*Problem to work on:* Show, in full, each line of the data that contains "Transmission".

-- Start --

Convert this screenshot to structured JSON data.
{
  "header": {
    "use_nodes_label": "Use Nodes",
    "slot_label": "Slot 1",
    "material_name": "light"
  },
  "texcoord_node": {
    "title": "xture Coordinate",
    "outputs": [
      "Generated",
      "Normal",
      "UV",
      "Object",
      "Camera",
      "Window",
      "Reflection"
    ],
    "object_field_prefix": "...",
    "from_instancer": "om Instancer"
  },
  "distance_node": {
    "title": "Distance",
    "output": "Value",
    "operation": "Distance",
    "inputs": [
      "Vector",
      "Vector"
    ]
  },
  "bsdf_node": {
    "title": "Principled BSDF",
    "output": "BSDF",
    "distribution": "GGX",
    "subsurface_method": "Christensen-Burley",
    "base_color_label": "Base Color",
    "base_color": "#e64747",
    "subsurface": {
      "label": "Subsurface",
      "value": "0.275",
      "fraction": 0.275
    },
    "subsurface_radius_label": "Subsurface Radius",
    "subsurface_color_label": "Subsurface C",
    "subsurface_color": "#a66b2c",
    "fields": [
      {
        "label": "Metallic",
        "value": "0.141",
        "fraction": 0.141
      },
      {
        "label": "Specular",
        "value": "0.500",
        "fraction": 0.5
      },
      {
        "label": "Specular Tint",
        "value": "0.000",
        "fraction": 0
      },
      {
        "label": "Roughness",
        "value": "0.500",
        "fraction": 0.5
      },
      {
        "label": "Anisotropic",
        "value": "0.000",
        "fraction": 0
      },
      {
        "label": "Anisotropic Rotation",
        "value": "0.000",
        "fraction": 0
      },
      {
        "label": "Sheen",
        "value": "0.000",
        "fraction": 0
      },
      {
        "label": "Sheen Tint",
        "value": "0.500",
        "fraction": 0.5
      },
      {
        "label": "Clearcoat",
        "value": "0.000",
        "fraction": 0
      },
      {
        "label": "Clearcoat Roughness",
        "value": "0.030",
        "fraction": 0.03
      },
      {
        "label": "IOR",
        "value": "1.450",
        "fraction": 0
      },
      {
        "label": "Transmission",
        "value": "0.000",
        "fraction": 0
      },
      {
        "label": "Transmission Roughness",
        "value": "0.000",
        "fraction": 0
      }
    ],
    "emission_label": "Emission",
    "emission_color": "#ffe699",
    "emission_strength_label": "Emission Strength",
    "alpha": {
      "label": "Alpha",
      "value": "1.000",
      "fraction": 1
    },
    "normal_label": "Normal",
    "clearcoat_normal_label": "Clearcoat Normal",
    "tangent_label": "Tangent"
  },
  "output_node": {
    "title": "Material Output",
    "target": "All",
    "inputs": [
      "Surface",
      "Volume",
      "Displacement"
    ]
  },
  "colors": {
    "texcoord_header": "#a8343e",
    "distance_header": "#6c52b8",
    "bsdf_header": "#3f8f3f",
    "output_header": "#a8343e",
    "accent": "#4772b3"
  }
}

-- End --

*The reply:*
        "label": "Transmission",
        "label": "Transmission Roughness",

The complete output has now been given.